The required result is a copy of each line below in which "oxidoreductase" appears.

#### Dataset content

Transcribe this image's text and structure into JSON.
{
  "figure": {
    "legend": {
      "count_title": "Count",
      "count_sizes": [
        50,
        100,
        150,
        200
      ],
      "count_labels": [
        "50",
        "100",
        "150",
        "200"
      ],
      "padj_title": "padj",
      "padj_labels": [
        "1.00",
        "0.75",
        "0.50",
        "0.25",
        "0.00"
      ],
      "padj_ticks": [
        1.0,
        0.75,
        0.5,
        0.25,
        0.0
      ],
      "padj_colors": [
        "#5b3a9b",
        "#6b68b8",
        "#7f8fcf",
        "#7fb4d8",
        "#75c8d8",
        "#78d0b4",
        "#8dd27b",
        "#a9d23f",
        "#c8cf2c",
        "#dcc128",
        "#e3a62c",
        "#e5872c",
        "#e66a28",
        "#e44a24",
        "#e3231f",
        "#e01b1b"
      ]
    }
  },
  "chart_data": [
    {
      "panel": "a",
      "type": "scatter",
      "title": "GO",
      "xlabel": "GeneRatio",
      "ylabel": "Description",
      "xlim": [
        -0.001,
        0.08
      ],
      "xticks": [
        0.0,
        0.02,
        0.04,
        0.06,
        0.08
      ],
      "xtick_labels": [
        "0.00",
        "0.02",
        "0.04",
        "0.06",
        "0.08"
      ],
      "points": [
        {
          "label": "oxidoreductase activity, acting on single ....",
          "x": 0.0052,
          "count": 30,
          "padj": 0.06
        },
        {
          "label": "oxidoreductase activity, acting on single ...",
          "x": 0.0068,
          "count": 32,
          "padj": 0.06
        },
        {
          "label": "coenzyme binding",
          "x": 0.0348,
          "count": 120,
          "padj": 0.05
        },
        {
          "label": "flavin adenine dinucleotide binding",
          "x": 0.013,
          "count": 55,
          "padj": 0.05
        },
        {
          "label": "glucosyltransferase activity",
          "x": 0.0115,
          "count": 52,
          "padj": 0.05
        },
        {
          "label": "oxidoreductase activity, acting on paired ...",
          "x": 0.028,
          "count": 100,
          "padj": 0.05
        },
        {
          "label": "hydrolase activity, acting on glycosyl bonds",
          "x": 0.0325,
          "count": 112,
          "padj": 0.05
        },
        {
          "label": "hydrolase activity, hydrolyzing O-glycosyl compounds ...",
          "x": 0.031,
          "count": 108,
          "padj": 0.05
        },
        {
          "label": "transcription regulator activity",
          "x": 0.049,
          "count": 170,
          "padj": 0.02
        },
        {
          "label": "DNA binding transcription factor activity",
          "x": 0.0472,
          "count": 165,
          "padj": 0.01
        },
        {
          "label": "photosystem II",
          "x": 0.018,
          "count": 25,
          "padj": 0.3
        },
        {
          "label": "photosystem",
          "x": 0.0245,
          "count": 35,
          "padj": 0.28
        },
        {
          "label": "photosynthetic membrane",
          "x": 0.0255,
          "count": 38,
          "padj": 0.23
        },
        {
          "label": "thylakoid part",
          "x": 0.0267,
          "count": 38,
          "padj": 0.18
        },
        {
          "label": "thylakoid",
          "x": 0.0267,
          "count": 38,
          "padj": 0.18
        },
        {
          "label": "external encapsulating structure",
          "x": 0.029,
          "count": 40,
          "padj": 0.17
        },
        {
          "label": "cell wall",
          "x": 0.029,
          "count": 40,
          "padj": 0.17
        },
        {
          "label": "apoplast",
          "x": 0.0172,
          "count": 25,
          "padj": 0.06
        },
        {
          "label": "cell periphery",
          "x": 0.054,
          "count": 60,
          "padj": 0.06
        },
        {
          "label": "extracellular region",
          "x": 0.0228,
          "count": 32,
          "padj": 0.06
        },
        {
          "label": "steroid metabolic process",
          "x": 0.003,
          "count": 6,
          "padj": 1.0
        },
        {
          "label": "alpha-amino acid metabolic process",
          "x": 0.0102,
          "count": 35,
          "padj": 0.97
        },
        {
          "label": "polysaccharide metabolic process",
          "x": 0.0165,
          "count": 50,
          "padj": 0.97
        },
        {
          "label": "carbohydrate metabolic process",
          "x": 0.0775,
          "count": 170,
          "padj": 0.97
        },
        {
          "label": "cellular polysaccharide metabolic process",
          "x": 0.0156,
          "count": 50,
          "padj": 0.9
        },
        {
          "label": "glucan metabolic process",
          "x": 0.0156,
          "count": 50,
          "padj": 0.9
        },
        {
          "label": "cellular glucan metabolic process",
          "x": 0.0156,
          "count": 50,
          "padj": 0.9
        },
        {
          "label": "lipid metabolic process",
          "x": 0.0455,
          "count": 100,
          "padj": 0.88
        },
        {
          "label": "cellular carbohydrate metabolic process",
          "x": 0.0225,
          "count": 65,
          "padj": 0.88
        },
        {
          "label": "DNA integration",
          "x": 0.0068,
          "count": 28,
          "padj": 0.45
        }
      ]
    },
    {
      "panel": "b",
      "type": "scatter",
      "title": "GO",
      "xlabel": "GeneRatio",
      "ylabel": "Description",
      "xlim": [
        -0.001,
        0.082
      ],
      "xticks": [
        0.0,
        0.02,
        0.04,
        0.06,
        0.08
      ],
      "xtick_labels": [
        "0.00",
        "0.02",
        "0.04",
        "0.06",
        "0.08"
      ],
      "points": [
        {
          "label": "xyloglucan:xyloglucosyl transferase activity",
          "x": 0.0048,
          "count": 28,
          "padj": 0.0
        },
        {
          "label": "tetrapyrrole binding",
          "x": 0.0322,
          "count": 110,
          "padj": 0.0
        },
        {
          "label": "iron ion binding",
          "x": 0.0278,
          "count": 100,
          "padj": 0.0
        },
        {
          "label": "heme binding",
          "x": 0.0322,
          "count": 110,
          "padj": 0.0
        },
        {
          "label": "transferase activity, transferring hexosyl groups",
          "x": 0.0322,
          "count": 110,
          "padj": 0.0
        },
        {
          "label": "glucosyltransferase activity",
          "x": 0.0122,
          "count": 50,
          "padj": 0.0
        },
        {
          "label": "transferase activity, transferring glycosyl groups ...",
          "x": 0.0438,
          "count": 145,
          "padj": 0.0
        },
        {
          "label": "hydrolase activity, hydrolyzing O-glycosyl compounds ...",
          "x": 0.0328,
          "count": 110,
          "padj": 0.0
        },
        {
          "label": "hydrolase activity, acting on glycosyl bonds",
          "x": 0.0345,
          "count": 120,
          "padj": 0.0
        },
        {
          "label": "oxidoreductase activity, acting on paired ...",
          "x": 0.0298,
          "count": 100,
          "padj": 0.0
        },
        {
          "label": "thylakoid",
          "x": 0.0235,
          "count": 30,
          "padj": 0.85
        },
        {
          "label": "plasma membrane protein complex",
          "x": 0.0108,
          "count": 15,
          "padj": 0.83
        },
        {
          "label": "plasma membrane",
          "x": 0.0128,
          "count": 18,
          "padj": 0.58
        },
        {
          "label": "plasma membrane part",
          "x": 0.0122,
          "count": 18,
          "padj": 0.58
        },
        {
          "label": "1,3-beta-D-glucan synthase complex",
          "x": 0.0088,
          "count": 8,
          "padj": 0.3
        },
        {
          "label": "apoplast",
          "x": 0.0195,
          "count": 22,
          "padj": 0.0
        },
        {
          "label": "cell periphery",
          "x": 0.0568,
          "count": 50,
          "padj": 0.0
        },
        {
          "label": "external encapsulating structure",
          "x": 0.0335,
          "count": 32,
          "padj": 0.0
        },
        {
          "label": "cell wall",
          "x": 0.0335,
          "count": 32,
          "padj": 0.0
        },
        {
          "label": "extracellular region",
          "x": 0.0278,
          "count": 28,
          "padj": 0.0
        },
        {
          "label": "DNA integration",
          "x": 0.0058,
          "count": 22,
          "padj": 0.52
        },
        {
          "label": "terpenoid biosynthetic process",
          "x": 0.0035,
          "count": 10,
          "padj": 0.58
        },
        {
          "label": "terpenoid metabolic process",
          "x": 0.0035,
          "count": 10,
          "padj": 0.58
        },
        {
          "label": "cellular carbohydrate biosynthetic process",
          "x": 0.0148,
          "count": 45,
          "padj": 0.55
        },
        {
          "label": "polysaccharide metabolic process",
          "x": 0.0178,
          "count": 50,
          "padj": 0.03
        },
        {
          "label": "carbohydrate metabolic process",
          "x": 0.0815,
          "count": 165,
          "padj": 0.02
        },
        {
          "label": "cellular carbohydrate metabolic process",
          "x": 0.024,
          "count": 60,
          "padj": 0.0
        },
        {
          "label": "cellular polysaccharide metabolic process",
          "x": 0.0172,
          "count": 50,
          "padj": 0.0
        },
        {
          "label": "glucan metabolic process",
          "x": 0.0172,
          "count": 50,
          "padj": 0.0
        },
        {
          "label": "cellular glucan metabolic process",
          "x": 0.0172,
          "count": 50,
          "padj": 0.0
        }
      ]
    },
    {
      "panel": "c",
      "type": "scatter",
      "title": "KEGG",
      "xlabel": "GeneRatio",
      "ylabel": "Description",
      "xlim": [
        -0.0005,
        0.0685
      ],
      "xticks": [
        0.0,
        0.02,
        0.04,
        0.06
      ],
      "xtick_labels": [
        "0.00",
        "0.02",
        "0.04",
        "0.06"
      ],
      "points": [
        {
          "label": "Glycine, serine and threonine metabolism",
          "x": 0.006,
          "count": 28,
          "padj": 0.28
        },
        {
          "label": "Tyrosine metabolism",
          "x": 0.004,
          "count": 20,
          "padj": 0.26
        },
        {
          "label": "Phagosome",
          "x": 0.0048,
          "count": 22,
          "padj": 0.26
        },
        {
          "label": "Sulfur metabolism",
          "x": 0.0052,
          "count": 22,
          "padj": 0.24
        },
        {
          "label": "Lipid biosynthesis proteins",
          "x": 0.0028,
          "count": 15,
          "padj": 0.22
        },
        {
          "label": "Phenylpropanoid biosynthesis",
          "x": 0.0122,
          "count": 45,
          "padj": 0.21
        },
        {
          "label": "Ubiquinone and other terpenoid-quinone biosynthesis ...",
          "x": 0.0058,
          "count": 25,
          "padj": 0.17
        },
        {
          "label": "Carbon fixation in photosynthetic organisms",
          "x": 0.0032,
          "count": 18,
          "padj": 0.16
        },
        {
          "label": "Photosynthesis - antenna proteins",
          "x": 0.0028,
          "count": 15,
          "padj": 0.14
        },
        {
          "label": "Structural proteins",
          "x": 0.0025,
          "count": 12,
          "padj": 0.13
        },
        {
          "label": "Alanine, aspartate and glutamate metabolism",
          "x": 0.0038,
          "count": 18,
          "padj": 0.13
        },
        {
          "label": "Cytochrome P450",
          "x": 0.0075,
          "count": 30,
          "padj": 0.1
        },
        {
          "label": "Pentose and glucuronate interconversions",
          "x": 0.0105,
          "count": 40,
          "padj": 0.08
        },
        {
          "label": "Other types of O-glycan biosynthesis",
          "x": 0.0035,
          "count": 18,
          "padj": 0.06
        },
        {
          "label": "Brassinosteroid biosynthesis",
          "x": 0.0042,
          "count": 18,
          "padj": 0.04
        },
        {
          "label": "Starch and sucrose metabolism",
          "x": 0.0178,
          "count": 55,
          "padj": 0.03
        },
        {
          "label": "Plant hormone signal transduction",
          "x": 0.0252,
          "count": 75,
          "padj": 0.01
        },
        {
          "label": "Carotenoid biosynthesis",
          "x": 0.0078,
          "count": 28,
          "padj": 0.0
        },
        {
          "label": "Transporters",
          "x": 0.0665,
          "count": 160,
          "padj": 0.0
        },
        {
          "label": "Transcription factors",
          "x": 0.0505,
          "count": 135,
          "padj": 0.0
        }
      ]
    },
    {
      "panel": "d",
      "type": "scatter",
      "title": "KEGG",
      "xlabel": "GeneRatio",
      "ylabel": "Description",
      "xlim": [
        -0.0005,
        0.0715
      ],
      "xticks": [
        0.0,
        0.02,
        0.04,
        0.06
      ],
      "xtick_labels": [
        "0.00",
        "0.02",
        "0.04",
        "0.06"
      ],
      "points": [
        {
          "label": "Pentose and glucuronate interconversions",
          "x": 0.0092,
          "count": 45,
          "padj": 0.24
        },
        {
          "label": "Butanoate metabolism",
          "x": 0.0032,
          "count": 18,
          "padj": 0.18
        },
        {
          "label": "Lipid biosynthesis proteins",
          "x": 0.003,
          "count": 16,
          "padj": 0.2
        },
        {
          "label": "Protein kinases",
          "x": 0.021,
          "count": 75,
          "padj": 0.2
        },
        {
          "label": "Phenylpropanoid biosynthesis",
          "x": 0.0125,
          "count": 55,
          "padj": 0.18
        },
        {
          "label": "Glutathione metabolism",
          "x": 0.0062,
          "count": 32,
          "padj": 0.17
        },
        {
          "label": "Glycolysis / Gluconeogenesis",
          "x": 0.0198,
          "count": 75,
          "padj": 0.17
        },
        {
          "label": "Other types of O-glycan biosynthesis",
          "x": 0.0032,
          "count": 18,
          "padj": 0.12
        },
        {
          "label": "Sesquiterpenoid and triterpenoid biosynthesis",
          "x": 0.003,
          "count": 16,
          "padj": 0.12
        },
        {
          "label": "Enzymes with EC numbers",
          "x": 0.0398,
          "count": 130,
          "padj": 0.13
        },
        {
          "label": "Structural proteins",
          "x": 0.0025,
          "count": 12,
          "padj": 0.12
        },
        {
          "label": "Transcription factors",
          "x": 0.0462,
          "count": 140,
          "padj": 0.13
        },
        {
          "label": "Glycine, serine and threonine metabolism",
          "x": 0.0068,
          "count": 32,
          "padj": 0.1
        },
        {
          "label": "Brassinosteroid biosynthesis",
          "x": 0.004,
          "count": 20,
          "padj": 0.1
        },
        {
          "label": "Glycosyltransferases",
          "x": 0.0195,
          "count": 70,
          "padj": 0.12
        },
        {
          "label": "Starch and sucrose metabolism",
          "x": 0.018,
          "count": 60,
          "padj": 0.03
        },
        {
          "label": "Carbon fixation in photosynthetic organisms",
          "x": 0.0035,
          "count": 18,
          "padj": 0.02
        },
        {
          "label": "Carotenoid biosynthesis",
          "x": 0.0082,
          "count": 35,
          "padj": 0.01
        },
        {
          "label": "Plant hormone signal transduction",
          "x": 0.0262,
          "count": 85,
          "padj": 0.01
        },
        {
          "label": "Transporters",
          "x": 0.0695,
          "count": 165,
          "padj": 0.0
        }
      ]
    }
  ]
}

########

▶ **Response to the task**:
          "label": "oxidoreductase activity, acting on single ....",
          "label": "oxidoreductase activity, acting on single ...",
          "label": "oxidoreductase activity, acting on paired ...",
          "label": "oxidoreductase activity, acting on paired ...",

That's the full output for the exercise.